__RECORDS FOR THE TASK__.
[Start]

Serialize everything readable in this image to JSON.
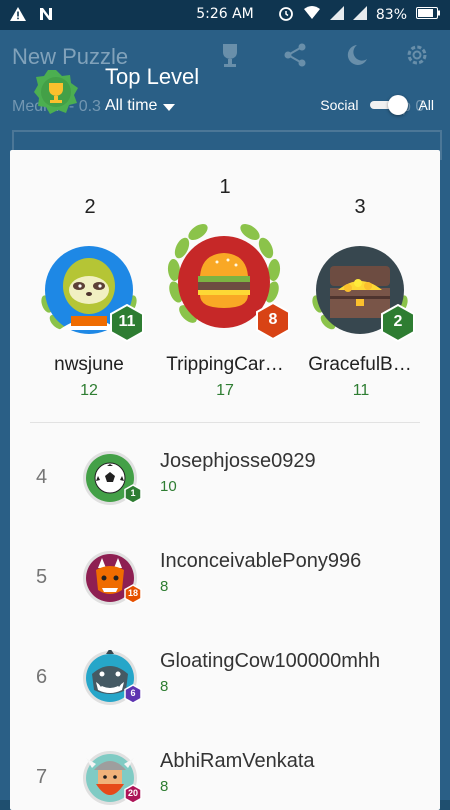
{
  "status_bar": {
    "time": "5:26 AM",
    "battery": "83%"
  },
  "background_app": {
    "title": "New Puzzle",
    "subtitle": "Median - 0.3",
    "xp": "xp 0"
  },
  "header": {
    "title": "Top Level",
    "period": "All time",
    "toggle_left": "Social",
    "toggle_right": "All"
  },
  "podium": [
    {
      "rank": "2",
      "name": "nwsjune",
      "score": "12",
      "level": "11",
      "avatar": "sloth-avatar",
      "level_color": "#2e7d32"
    },
    {
      "rank": "1",
      "name": "TrippingCar…",
      "score": "17",
      "level": "8",
      "avatar": "burger-avatar",
      "level_color": "#d84315"
    },
    {
      "rank": "3",
      "name": "GracefulB…",
      "score": "11",
      "level": "2",
      "avatar": "treasure-avatar",
      "level_color": "#2e7d32"
    }
  ],
  "list": [
    {
      "rank": "4",
      "name": "Josephjosse0929",
      "score": "10",
      "level": "1",
      "avatar": "soccer-ball-avatar",
      "level_color": "#2e7d32"
    },
    {
      "rank": "5",
      "name": "InconceivablePony996",
      "score": "8",
      "level": "18",
      "avatar": "dragon-avatar",
      "level_color": "#e65100"
    },
    {
      "rank": "6",
      "name": "GloatingCow100000mhh",
      "score": "8",
      "level": "6",
      "avatar": "shark-avatar",
      "level_color": "#5e35b1"
    },
    {
      "rank": "7",
      "name": "AbhiRamVenkata",
      "score": "8",
      "level": "20",
      "avatar": "viking-avatar",
      "level_color": "#ad1457"
    }
  ]
}
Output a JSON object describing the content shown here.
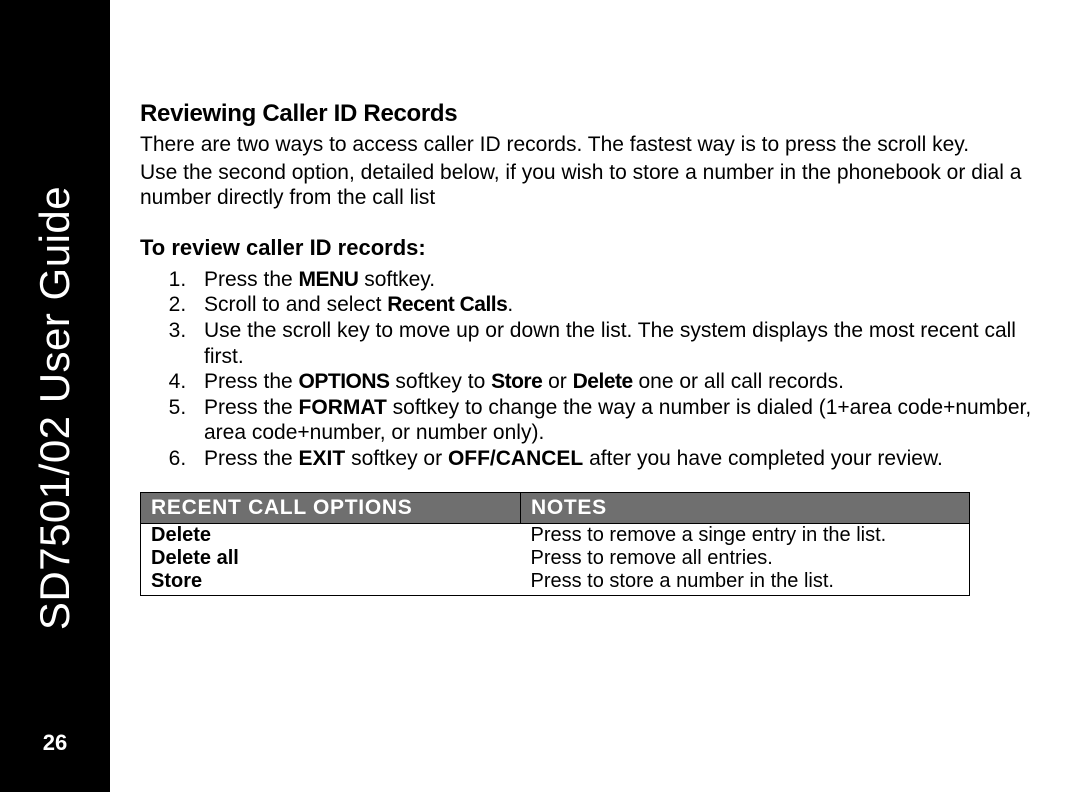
{
  "sidebar": {
    "title": "SD7501/02 User Guide",
    "page_number": "26"
  },
  "section": {
    "heading": "Reviewing Caller ID Records",
    "para1": "There are two ways to access caller ID records. The fastest way is to press the scroll key.",
    "para2": "Use the second option, detailed below, if you wish to store a number in the phonebook or dial a number directly from the call list"
  },
  "steps": {
    "heading": "To review caller ID records:",
    "s1a": "Press the ",
    "s1b": "MENU",
    "s1c": " softkey.",
    "s2a": "Scroll to and select ",
    "s2b": "Recent Calls",
    "s2c": ".",
    "s3": "Use the scroll key to move up or down the list. The system displays the most recent call first.",
    "s4a": "Press the ",
    "s4b": "OPTIONS",
    "s4c": " softkey to ",
    "s4d": "Store",
    "s4e": " or ",
    "s4f": "Delete",
    "s4g": " one or all call records.",
    "s5a": "Press the ",
    "s5b": "FORMAT",
    "s5c": " softkey to change the way a number is dialed (1+area code+number, area code+number, or number only).",
    "s6a": "Press the ",
    "s6b": "EXIT",
    "s6c": " softkey or ",
    "s6d": "OFF/CANCEL",
    "s6e": " after you have completed your review."
  },
  "table": {
    "h1": "RECENT CALL OPTIONS",
    "h2": "NOTES",
    "r1c1": "Delete",
    "r1c2": "Press to remove a singe entry in the list.",
    "r2c1": "Delete all",
    "r2c2": "Press to remove all entries.",
    "r3c1": "Store",
    "r3c2": "Press to store a number in the list."
  }
}
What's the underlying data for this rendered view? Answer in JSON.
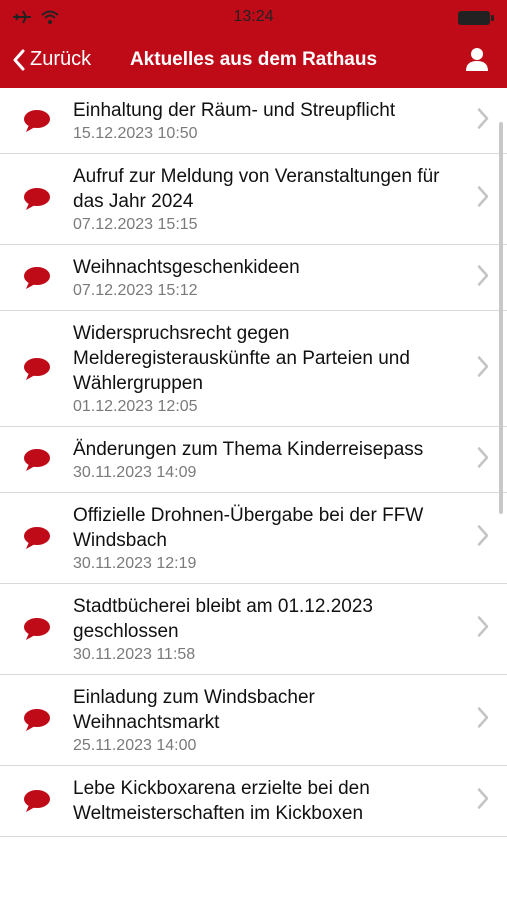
{
  "status_bar": {
    "time": "13:24"
  },
  "nav": {
    "back_label": "Zurück",
    "title": "Aktuelles aus dem Rathaus"
  },
  "items": [
    {
      "title": "Einhaltung der Räum- und Streupflicht",
      "date": "15.12.2023 10:50"
    },
    {
      "title": "Aufruf zur Meldung von Veranstaltungen für das Jahr 2024",
      "date": "07.12.2023 15:15"
    },
    {
      "title": "Weihnachtsgeschenkideen",
      "date": "07.12.2023 15:12"
    },
    {
      "title": "Widerspruchsrecht gegen Melderegisterauskünfte an Parteien und Wählergruppen",
      "date": "01.12.2023 12:05"
    },
    {
      "title": "Änderungen zum Thema Kinderreisepass",
      "date": "30.11.2023 14:09"
    },
    {
      "title": "Offizielle Drohnen-Übergabe bei der FFW Windsbach",
      "date": "30.11.2023 12:19"
    },
    {
      "title": "Stadtbücherei bleibt am 01.12.2023 geschlossen",
      "date": "30.11.2023 11:58"
    },
    {
      "title": "Einladung zum Windsbacher Weihnachtsmarkt",
      "date": "25.11.2023 14:00"
    },
    {
      "title": "Lebe Kickboxarena erzielte bei den Weltmeisterschaften im Kickboxen",
      "date": ""
    }
  ],
  "colors": {
    "accent": "#bf0a18"
  }
}
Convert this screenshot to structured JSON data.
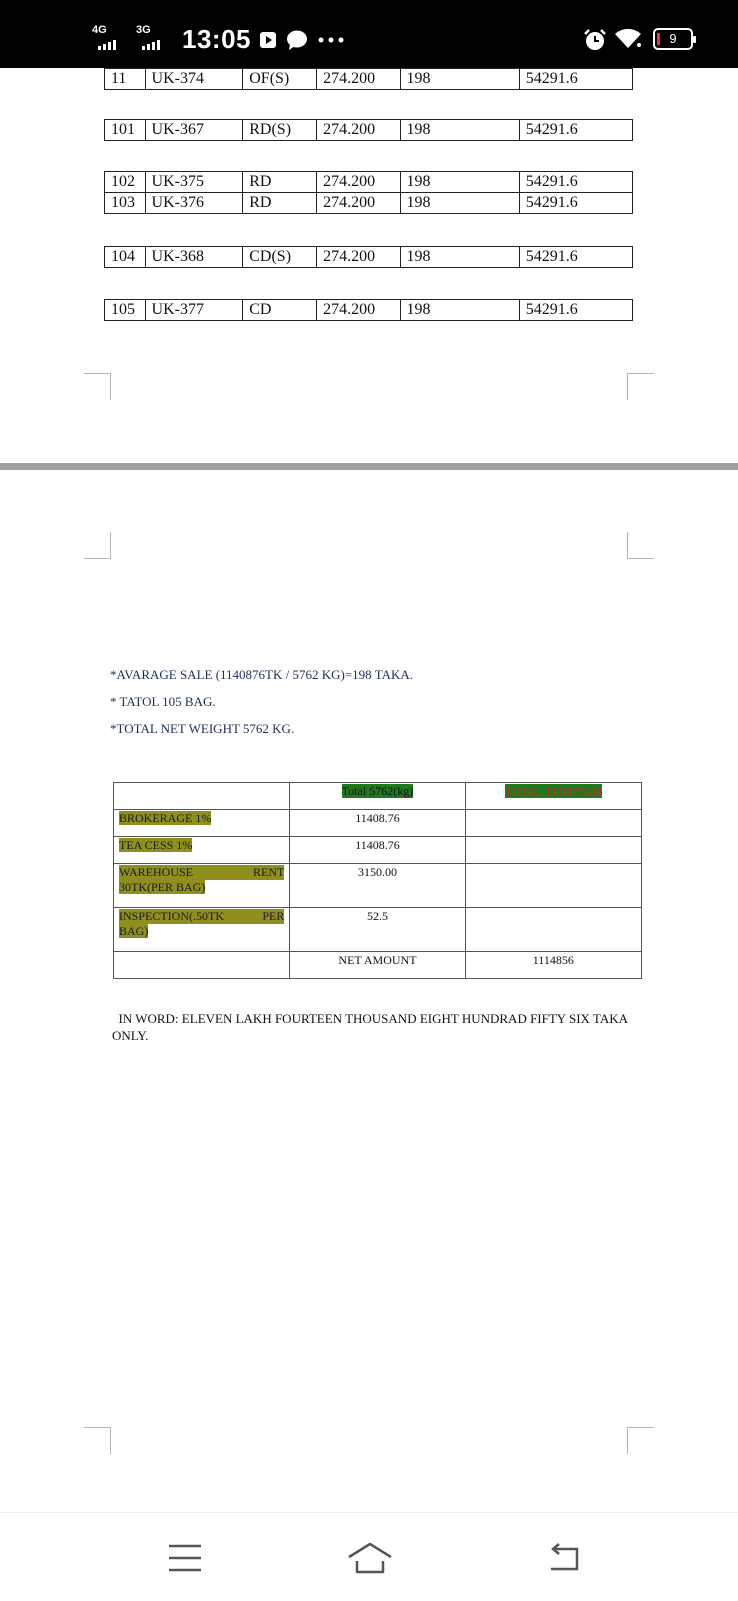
{
  "status_bar": {
    "network_1": "4G",
    "network_2": "3G",
    "time": "13:05",
    "battery": "9",
    "icons": [
      "play-icon",
      "chat-bubble-icon",
      "more-dots-icon",
      "alarm-icon",
      "wifi-icon",
      "battery-icon"
    ]
  },
  "rows": [
    [
      "11",
      "UK-374",
      "OF(S)",
      "274.200",
      "198",
      "54291.6"
    ],
    [
      "101",
      "UK-367",
      "RD(S)",
      "274.200",
      "198",
      "54291.6"
    ],
    [
      "102",
      "UK-375",
      "RD",
      "274.200",
      "198",
      "54291.6"
    ],
    [
      "103",
      "UK-376",
      "RD",
      "274.200",
      "198",
      "54291.6"
    ],
    [
      "104",
      "UK-368",
      "CD(S)",
      "274.200",
      "198",
      "54291.6"
    ],
    [
      "105",
      "UK-377",
      "CD",
      "274.200",
      "198",
      "54291.6"
    ]
  ],
  "notes": {
    "line1": "*AVARAGE SALE (1140876TK / 5762 KG)=198 TAKA.",
    "line2": "* TATOL 105 BAG.",
    "line3": "*TOTAL NET WEIGHT 5762 KG."
  },
  "summary": {
    "header_total_kg": "Total 5762(kg)",
    "header_total_tk": "TOTAL 1140876.00",
    "brokerage_label": "BROKERAGE 1%",
    "brokerage_value": "11408.76",
    "tea_cess_label": "TEA CESS 1%",
    "tea_cess_value": "11408.76",
    "warehouse_label_a": "WAREHOUSE",
    "warehouse_label_b": "RENT",
    "warehouse_label_c": "30TK(PER BAG)",
    "warehouse_value": "3150.00",
    "inspection_label_a": "INSPECTION(.50TK",
    "inspection_label_b": "PER",
    "inspection_label_c": "BAG)",
    "inspection_value": "52.5",
    "net_amount_label": "NET AMOUNT",
    "net_amount_value": "1114856"
  },
  "in_word": "IN WORD: ELEVEN LAKH FOURTEEN THOUSAND EIGHT HUNDRAD FIFTY SIX TAKA ONLY.",
  "colors": {
    "olive_highlight": "#8f8f1d",
    "green_highlight": "#1f7a1f",
    "red_text": "#c62828",
    "note_text": "#1c2f5a"
  },
  "nav": {
    "icons": [
      "recent-apps-icon",
      "home-icon",
      "back-icon"
    ]
  }
}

[End]

__TASK__. All the records need to be repeated exactly, with the images dropped.

__THE REPLY__.
Serialize everything readable in this image to JSON.
{
  "status_bar": {
    "time": "5:26 AM",
    "battery": "83%"
  },
  "background_app": {
    "title": "New Puzzle",
    "subtitle": "Median - 0.3",
    "xp": "xp 0"
  },
  "header": {
    "title": "Top Level",
    "period": "All time",
    "toggle_left": "Social",
    "toggle_right": "All"
  },
  "podium": [
    {
      "rank": "2",
      "name": "nwsjune",
      "score": "12",
      "level": "11",
      "avatar": "sloth-avatar",
      "level_color": "#2e7d32"
    },
    {
      "rank": "1",
      "name": "TrippingCar…",
      "score": "17",
      "level": "8",
      "avatar": "burger-avatar",
      "level_color": "#d84315"
    },
    {
      "rank": "3",
      "name": "GracefulB…",
      "score": "11",
      "level": "2",
      "avatar": "treasure-avatar",
      "level_color": "#2e7d32"
    }
  ],
  "list": [
    {
      "rank": "4",
      "name": "Josephjosse0929",
      "score": "10",
      "level": "1",
      "avatar": "soccer-ball-avatar",
      "level_color": "#2e7d32"
    },
    {
      "rank": "5",
      "name": "InconceivablePony996",
      "score": "8",
      "level": "18",
      "avatar": "dragon-avatar",
      "level_color": "#e65100"
    },
    {
      "rank": "6",
      "name": "GloatingCow100000mhh",
      "score": "8",
      "level": "6",
      "avatar": "shark-avatar",
      "level_color": "#5e35b1"
    },
    {
      "rank": "7",
      "name": "AbhiRamVenkata",
      "score": "8",
      "level": "20",
      "avatar": "viking-avatar",
      "level_color": "#ad1457"
    }
  ]
}
Output a JSON object describing the content shown here.
{
  "sidebar": {
    "title": "SD7501/02 User Guide",
    "page_number": "26"
  },
  "section": {
    "heading": "Reviewing Caller ID Records",
    "para1": "There are two ways to access caller ID records. The fastest way is to press the scroll key.",
    "para2": "Use the second option, detailed below, if you wish to store a number in the phonebook or dial a number directly from the call list"
  },
  "steps": {
    "heading": "To review caller ID records:",
    "s1a": "Press the ",
    "s1b": "MENU",
    "s1c": " softkey.",
    "s2a": "Scroll to and select ",
    "s2b": "Recent Calls",
    "s2c": ".",
    "s3": "Use the scroll key to move up or down the list. The system displays the most recent call first.",
    "s4a": "Press the ",
    "s4b": "OPTIONS",
    "s4c": " softkey to ",
    "s4d": "Store",
    "s4e": " or ",
    "s4f": "Delete",
    "s4g": " one or all call records.",
    "s5a": "Press the ",
    "s5b": "FORMAT",
    "s5c": " softkey to change the way a number is dialed (1+area code+number, area code+number, or number only).",
    "s6a": "Press the ",
    "s6b": "EXIT",
    "s6c": " softkey or ",
    "s6d": "OFF/CANCEL",
    "s6e": " after you have completed your review."
  },
  "table": {
    "h1": "RECENT CALL OPTIONS",
    "h2": "NOTES",
    "r1c1": "Delete",
    "r1c2": "Press to remove a singe entry in the list.",
    "r2c1": "Delete all",
    "r2c2": "Press to remove all entries.",
    "r3c1": "Store",
    "r3c2": "Press to store a number in the list."
  }
}
What's the underlying data for this rendered view? Answer in JSON.
{
  "status_bar": {
    "time": "13:24"
  },
  "nav": {
    "back_label": "Zurück",
    "title": "Aktuelles aus dem Rathaus"
  },
  "items": [
    {
      "title": "Einhaltung der Räum- und Streupflicht",
      "date": "15.12.2023 10:50"
    },
    {
      "title": "Aufruf zur Meldung von Veranstaltungen für das Jahr 2024",
      "date": "07.12.2023 15:15"
    },
    {
      "title": "Weihnachtsgeschenkideen",
      "date": "07.12.2023 15:12"
    },
    {
      "title": "Widerspruchsrecht gegen Melderegisterauskünfte an Parteien und Wählergruppen",
      "date": "01.12.2023 12:05"
    },
    {
      "title": "Änderungen zum Thema Kinderreisepass",
      "date": "30.11.2023 14:09"
    },
    {
      "title": "Offizielle Drohnen-Übergabe bei der FFW Windsbach",
      "date": "30.11.2023 12:19"
    },
    {
      "title": "Stadtbücherei bleibt am 01.12.2023 geschlossen",
      "date": "30.11.2023 11:58"
    },
    {
      "title": "Einladung zum Windsbacher Weihnachtsmarkt",
      "date": "25.11.2023 14:00"
    },
    {
      "title": "Lebe Kickboxarena erzielte bei den Weltmeisterschaften im Kickboxen",
      "date": ""
    }
  ],
  "colors": {
    "accent": "#bf0a18"
  }
}
Convert this screenshot to structured JSON data.
{
  "status_bar": {
    "network_1": "4G",
    "network_2": "3G",
    "time": "13:05",
    "battery": "9",
    "icons": [
      "play-icon",
      "chat-bubble-icon",
      "more-dots-icon",
      "alarm-icon",
      "wifi-icon",
      "battery-icon"
    ]
  },
  "rows": [
    [
      "11",
      "UK-374",
      "OF(S)",
      "274.200",
      "198",
      "54291.6"
    ],
    [
      "101",
      "UK-367",
      "RD(S)",
      "274.200",
      "198",
      "54291.6"
    ],
    [
      "102",
      "UK-375",
      "RD",
      "274.200",
      "198",
      "54291.6"
    ],
    [
      "103",
      "UK-376",
      "RD",
      "274.200",
      "198",
      "54291.6"
    ],
    [
      "104",
      "UK-368",
      "CD(S)",
      "274.200",
      "198",
      "54291.6"
    ],
    [
      "105",
      "UK-377",
      "CD",
      "274.200",
      "198",
      "54291.6"
    ]
  ],
  "notes": {
    "line1": "*AVARAGE SALE (1140876TK / 5762 KG)=198 TAKA.",
    "line2": "* TATOL 105 BAG.",
    "line3": "*TOTAL NET WEIGHT 5762 KG."
  },
  "summary": {
    "header_total_kg": "Total 5762(kg)",
    "header_total_tk": "TOTAL 1140876.00",
    "brokerage_label": "BROKERAGE 1%",
    "brokerage_value": "11408.76",
    "tea_cess_label": "TEA CESS 1%",
    "tea_cess_value": "11408.76",
    "warehouse_label_a": "WAREHOUSE",
    "warehouse_label_b": "RENT",
    "warehouse_label_c": "30TK(PER BAG)",
    "warehouse_value": "3150.00",
    "inspection_label_a": "INSPECTION(.50TK",
    "inspection_label_b": "PER",
    "inspection_label_c": "BAG)",
    "inspection_value": "52.5",
    "net_amount_label": "NET AMOUNT",
    "net_amount_value": "1114856"
  },
  "in_word": "IN WORD: ELEVEN LAKH FOURTEEN THOUSAND EIGHT HUNDRAD FIFTY SIX TAKA ONLY.",
  "colors": {
    "olive_highlight": "#8f8f1d",
    "green_highlight": "#1f7a1f",
    "red_text": "#c62828",
    "note_text": "#1c2f5a"
  },
  "nav": {
    "icons": [
      "recent-apps-icon",
      "home-icon",
      "back-icon"
    ]
  }
}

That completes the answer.